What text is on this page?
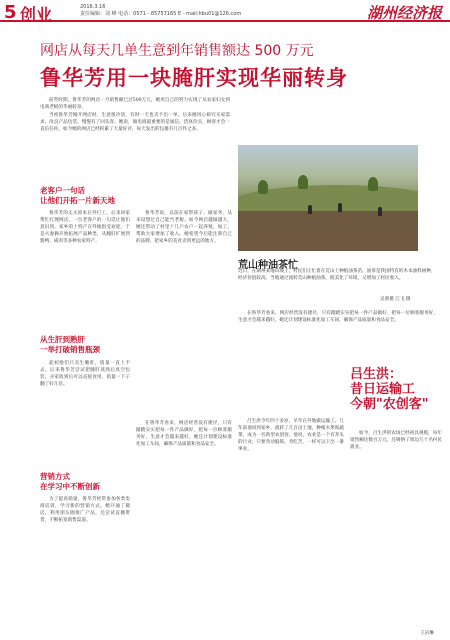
5 创业	2016.3.16
责任编辑：刘 峰 电话：0571－85757165 E－mail:hbu01@126.com	湖州经济报
网店从每天几单生意到年销售额达 500 万元
鲁华芳用一块腌肝实现华丽转身

前些时期，鲁华芳的网店一月销售额已过500万元，她用自己的努力实现了从农家妇女到电商老板的华丽转身。

当初鲁华芳刚开网店时，生意很冷清，有时一天也卖不出一单。后来她用心研究买家需求，改良产品包装，慢慢有了回头客。她说，做电商最重要的是诚信，货真价实，顾客才会一直信任你。如今她的网店已经积累了大量好评，每天发出的包裹有几百件之多。

老客户一句话
让他们开拓一片新天地

鲁华芳的丈夫原本在外打工，后来回家帮忙打理网店。一位老客户的一句话让他们意识到，家乡的土特产在外地很受欢迎。于是夫妻俩开始拓展产品种类，从腌肝扩展到酱鸭、咸肉等多种农家特产。

从生肝到熟肝
一举打破销售瓶颈

起初他们只卖生腌肝，销量一直上不去。后来鲁华芳尝试把腌肝蒸熟后真空包装，买家收到后可以直接食用，销量一下子翻了好几倍。

营销方式
在学习中不断创新

为了提高销量，鲁华芳经常参加各类电商培训，学习新的营销方式。她开通了微店，利用朋友圈推广产品，还尝试直播带货，不断拓宽销售渠道。

鲁华芳说，以前在家带孩子、做家务，从来没想过自己能当老板。如今网店越做越大，她还带动了村里十几户农户一起养殖、加工，帮助大家增加了收入。她希望今后能注册自己的品牌，把家乡的美食卖到更远的地方。

在鲁华芳看来，网店经营没有捷径，只有踏踏实实把每一件产品做好，把每一位顾客服务好，生意才会越来越好。她还计划建设标准化加工车间，确保产品质量和食品安全。

在鲁华芳看来，网店经营没有捷径，只有踏踏实实把每一件产品做好，把每一位顾客服务好，生意才会越来越好。她还计划建设标准化加工车间，确保产品质量和食品安全。

荒山种油茶忙
近日，在湖州某地山坡上，村民们正忙着在荒山上种植油茶苗。油茶是我国特有的木本油料树种，经济价值较高。当地通过流转荒山种植油茶，既美化了环境，又增加了村民收入。
吴蕾摄 江飞 摄
吕生洪：
昔日运输工
今朝"农创客"

吕生洪今年四十多岁，早年在外地做运输工。几年前他回到家乡，流转了几百亩土地，种植水果和蔬菜，成为一名新型农创客。他说，农业是一个有奔头的行业，只要肯动脑筋、肯吃苦，一样可以干出一番事业。

如今，吕生洪的农场已经初具规模，每年销售额达数百万元，还吸纳了周边几十名村民就业。

王岩琳
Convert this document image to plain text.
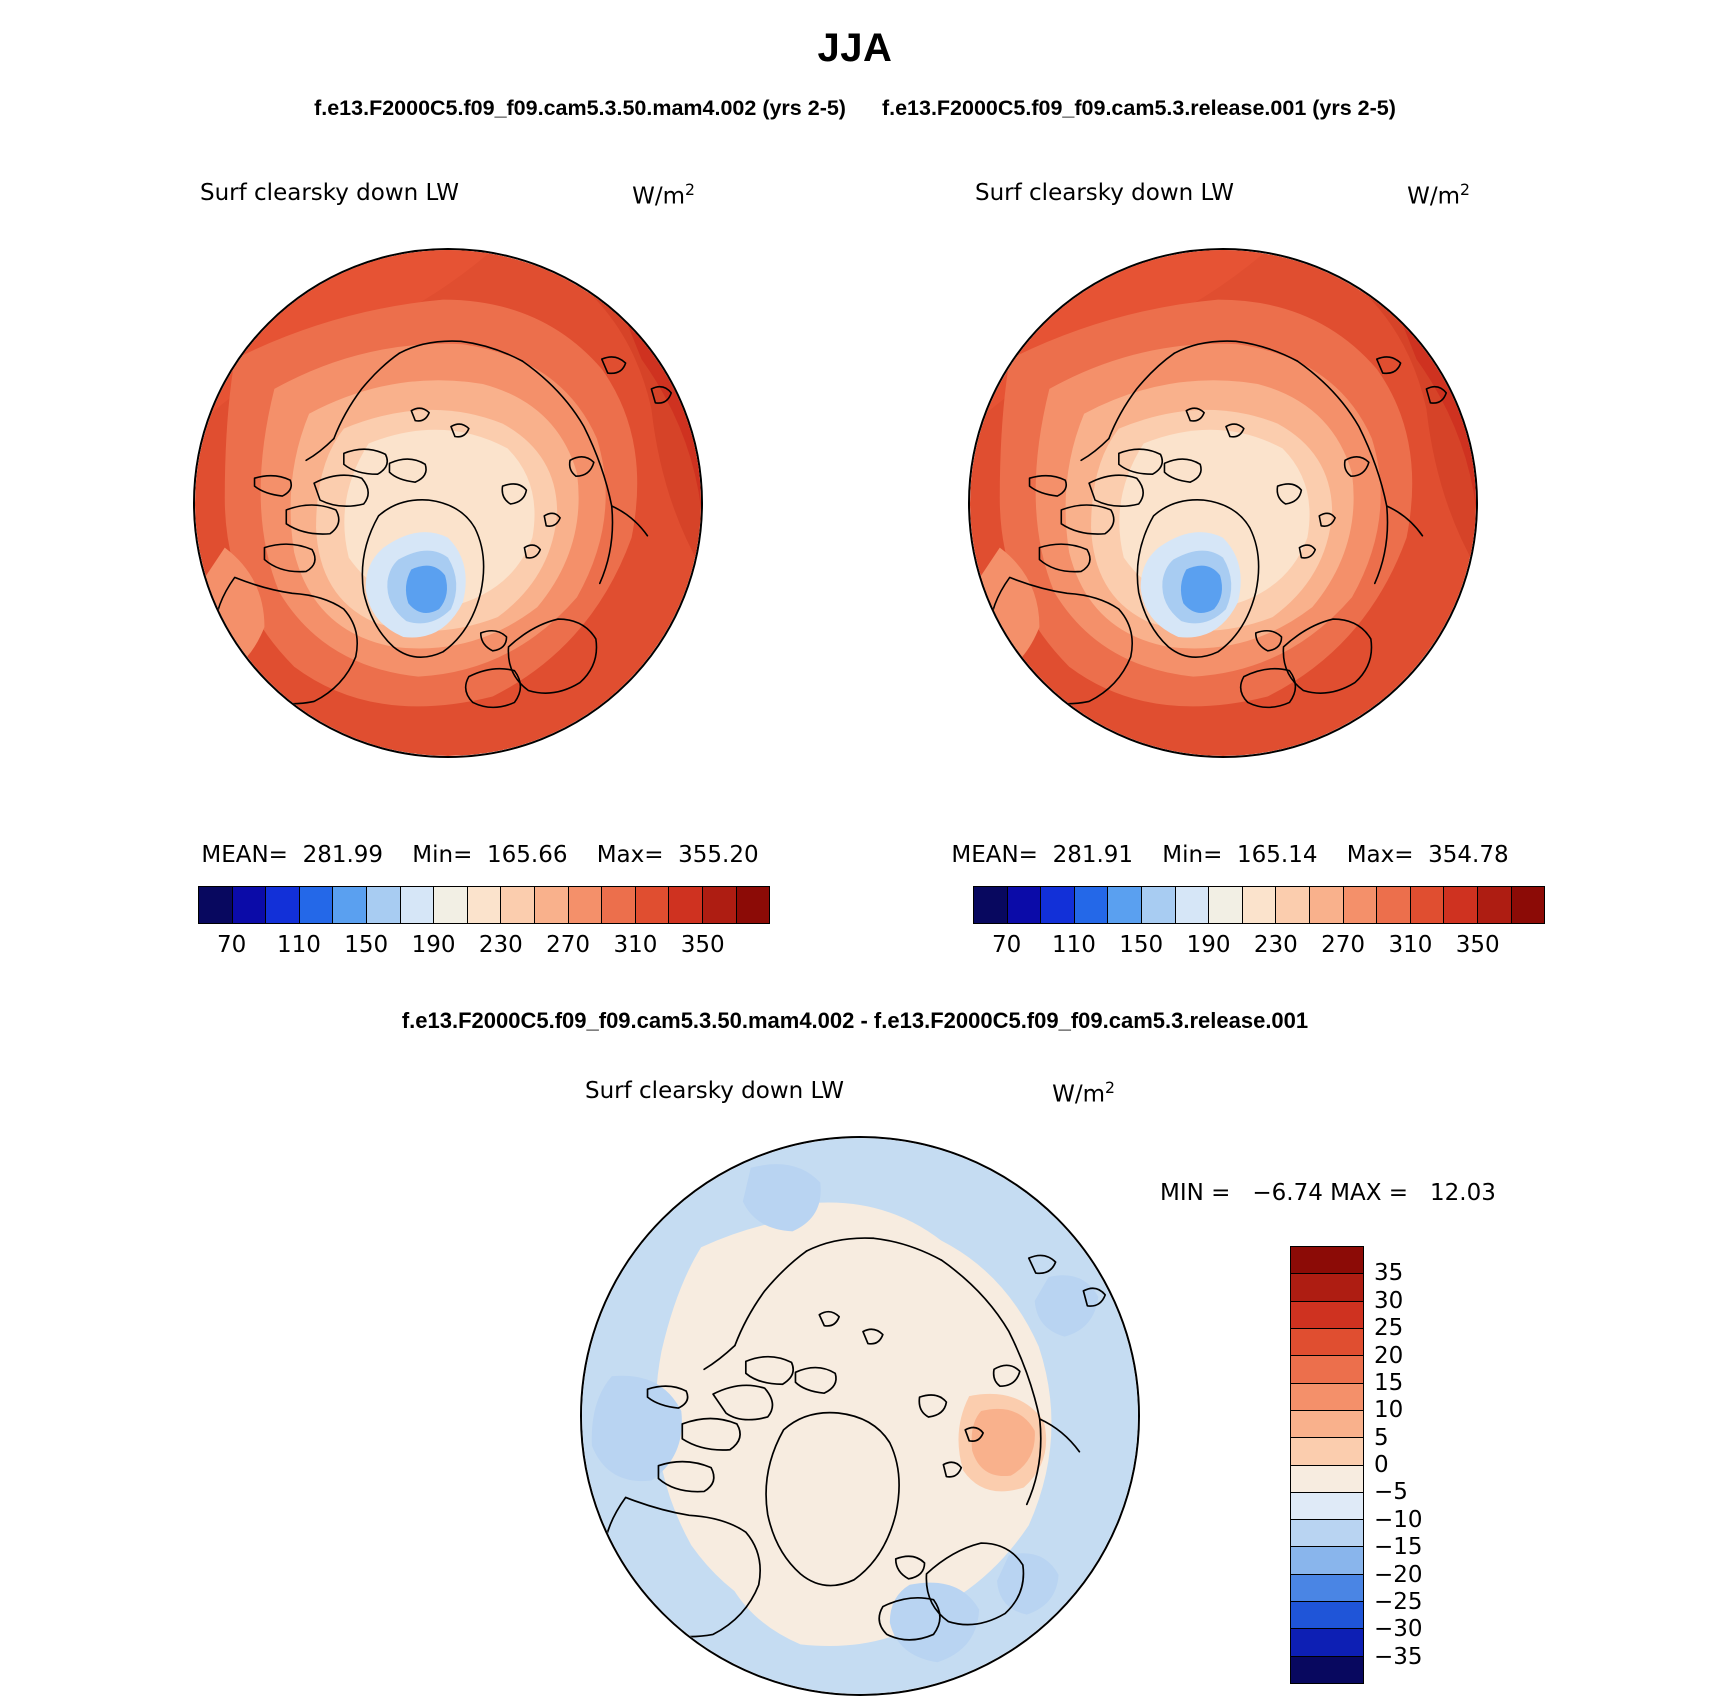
JJA
f.e13.F2000C5.f09_f09.cam5.3.50.mam4.002 (yrs 2-5) f.e13.F2000C5.f09_f09.cam5.3.release.001 (yrs 2-5)
Surf clearsky down LW	$W/m^2$
MEAN=  281.99    Min=  165.66    Max=  355.20
70 110 150 190 230 270 310 350
Surf clearsky down LW	$W/m^2$
MEAN=  281.91    Min=  165.14    Max=  354.78
70 110 150 190 230 270 310 350
f.e13.F2000C5.f09_f09.cam5.3.50.mam4.002 - f.e13.F2000C5.f09_f09.cam5.3.release.001
Surf clearsky down LW	$W/m^2$
MIN =   −6.74 MAX =   12.03
35
30
25
20
15
10
5
0
−5
−10
−15
−20
−25
−30
−35
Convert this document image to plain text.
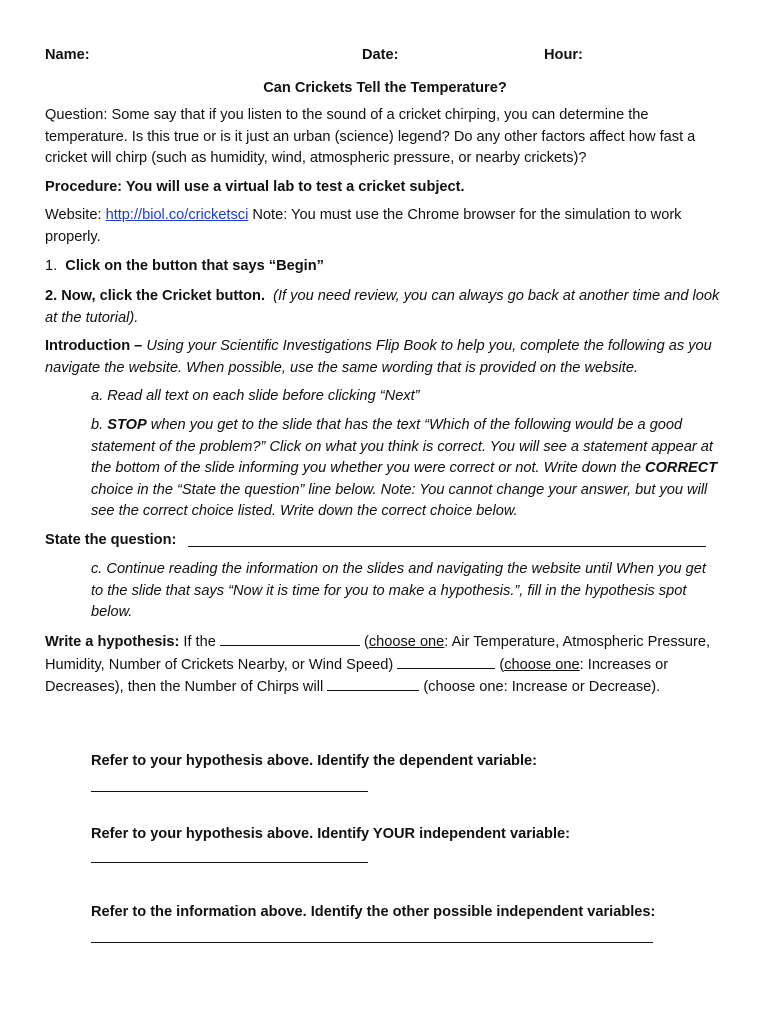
Name:	Date:	Hour:
Can Crickets Tell the Temperature?
Question: Some say that if you listen to the sound of a cricket chirping, you can determine the temperature. Is this true or is it just an urban (science) legend? Do any other factors affect how fast a cricket will chirp (such as humidity, wind, atmospheric pressure, or nearby crickets)?
Procedure: You will use a virtual lab to test a cricket subject.
Website: http://biol.co/cricketsci Note: You must use the Chrome browser for the simulation to work properly.
1. Click on the button that says “Begin”
2. Now, click the Cricket button. (If you need review, you can always go back at another time and look at the tutorial).
Introduction – Using your Scientific Investigations Flip Book to help you, complete the following as you navigate the website. When possible, use the same wording that is provided on the website.
a. Read all text on each slide before clicking “Next”
b. STOP when you get to the slide that has the text “Which of the following would be a good statement of the problem?” Click on what you think is correct. You will see a statement appear at the bottom of the slide informing you whether you were correct or not. Write down the CORRECT choice in the “State the question” line below. Note: You cannot change your answer, but you will see the correct choice listed. Write down the correct choice below.
State the question:
c. Continue reading the information on the slides and navigating the website until When you get to the slide that says “Now it is time for you to make a hypothesis.”, fill in the hypothesis spot below.
Write a hypothesis: If the	(choose one: Air Temperature, Atmospheric Pressure, Humidity, Number of Crickets Nearby, or Wind Speed)	(choose one: Increases or Decreases), then the Number of Chirps will	(choose one: Increase or Decrease).
Refer to your hypothesis above. Identify the dependent variable:
Refer to your hypothesis above. Identify YOUR independent variable:
Refer to the information above. Identify the other possible independent variables:
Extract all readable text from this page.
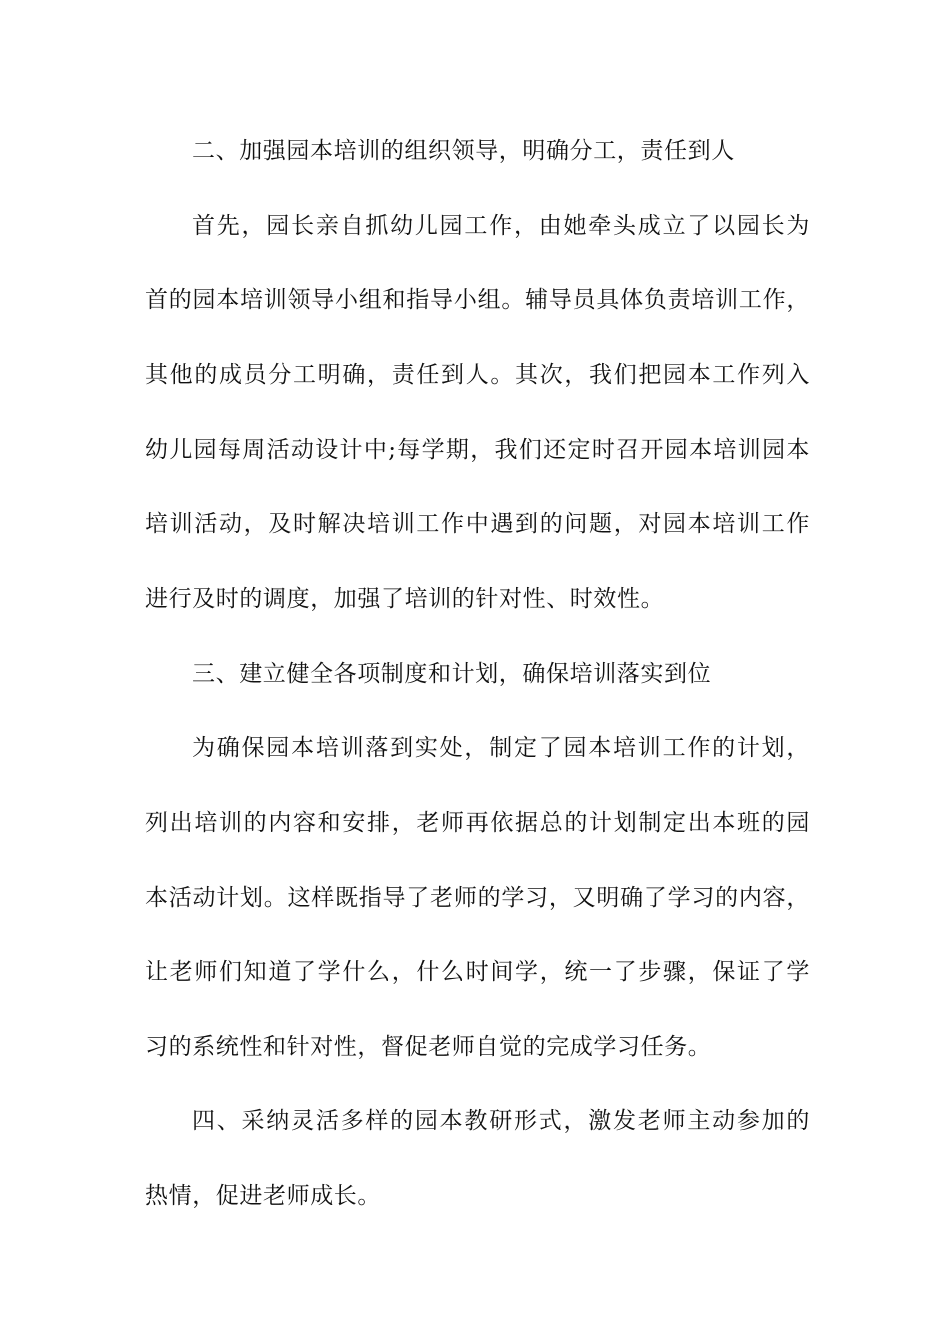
二、加强园本培训的组织领导，明确分工，责任到人
首先，园长亲自抓幼儿园工作，由她牵头成立了以园长为
首的园本培训领导小组和指导小组。辅导员具体负责培训工作，
其他的成员分工明确，责任到人。其次，我们把园本工作列入
幼儿园每周活动设计中;每学期，我们还定时召开园本培训园本
培训活动，及时解决培训工作中遇到的问题，对园本培训工作
进行及时的调度，加强了培训的针对性、时效性。
三、建立健全各项制度和计划，确保培训落实到位
为确保园本培训落到实处，制定了园本培训工作的计划，
列出培训的内容和安排，老师再依据总的计划制定出本班的园
本活动计划。这样既指导了老师的学习，又明确了学习的内容，
让老师们知道了学什么，什么时间学，统一了步骤，保证了学
习的系统性和针对性，督促老师自觉的完成学习任务。
四、采纳灵活多样的园本教研形式，激发老师主动参加的
热情，促进老师成长。
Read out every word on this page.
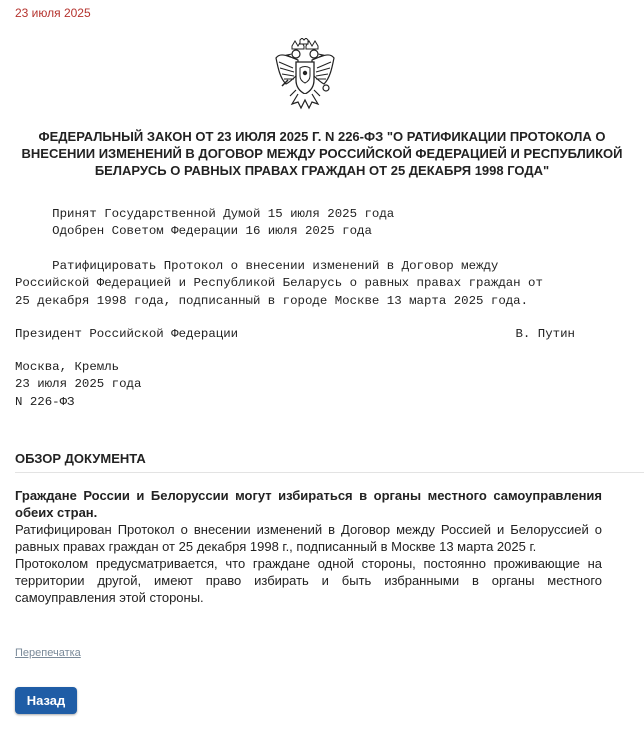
23 июля 2025
ФЕДЕРАЛЬНЫЙ ЗАКОН ОТ 23 ИЮЛЯ 2025 Г. N 226-ФЗ "О РАТИФИКАЦИИ ПРОТОКОЛА О ВНЕСЕНИИ ИЗМЕНЕНИЙ В ДОГОВОР МЕЖДУ РОССИЙСКОЙ ФЕДЕРАЦИЕЙ И РЕСПУБЛИКОЙ БЕЛАРУСЬ О РАВНЫХ ПРАВАХ ГРАЖДАН ОТ 25 ДЕКАБРЯ 1998 ГОДА"
Принят Государственной Думой 15 июля 2025 года
Одобрен Советом Федерации 16 июля 2025 года
Ратифицировать Протокол о внесении изменений в Договор между
Российской Федерацией и Республикой Беларусь о равных правах граждан от
25 декабря 1998 года, подписанный в городе Москве 13 марта 2025 года.
Президент Российской Федерации	В. Путин
Москва, Кремль
23 июля 2025 года
N 226-ФЗ
ОБЗОР ДОКУМЕНТА

Граждане России и Белоруссии могут избираться в органы местного самоуправления обеих стран.

Ратифицирован Протокол о внесении изменений в Договор между Россией и Белоруссией о равных правах граждан от 25 декабря 1998 г., подписанный в Москве 13 марта 2025 г.

Протоколом предусматривается, что граждане одной стороны, постоянно проживающие на территории другой, имеют право избирать и быть избранными в органы местного самоуправления этой стороны.

Перепечатка
Назад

* * * * * * * * *

- Exercise goal
Identify the lines above that contain the word "independent", then copy them.

- Response for this exercise
Refer to your hypothesis above. Identify YOUR independent variable:
Refer to the information above. Identify the other possible independent variables:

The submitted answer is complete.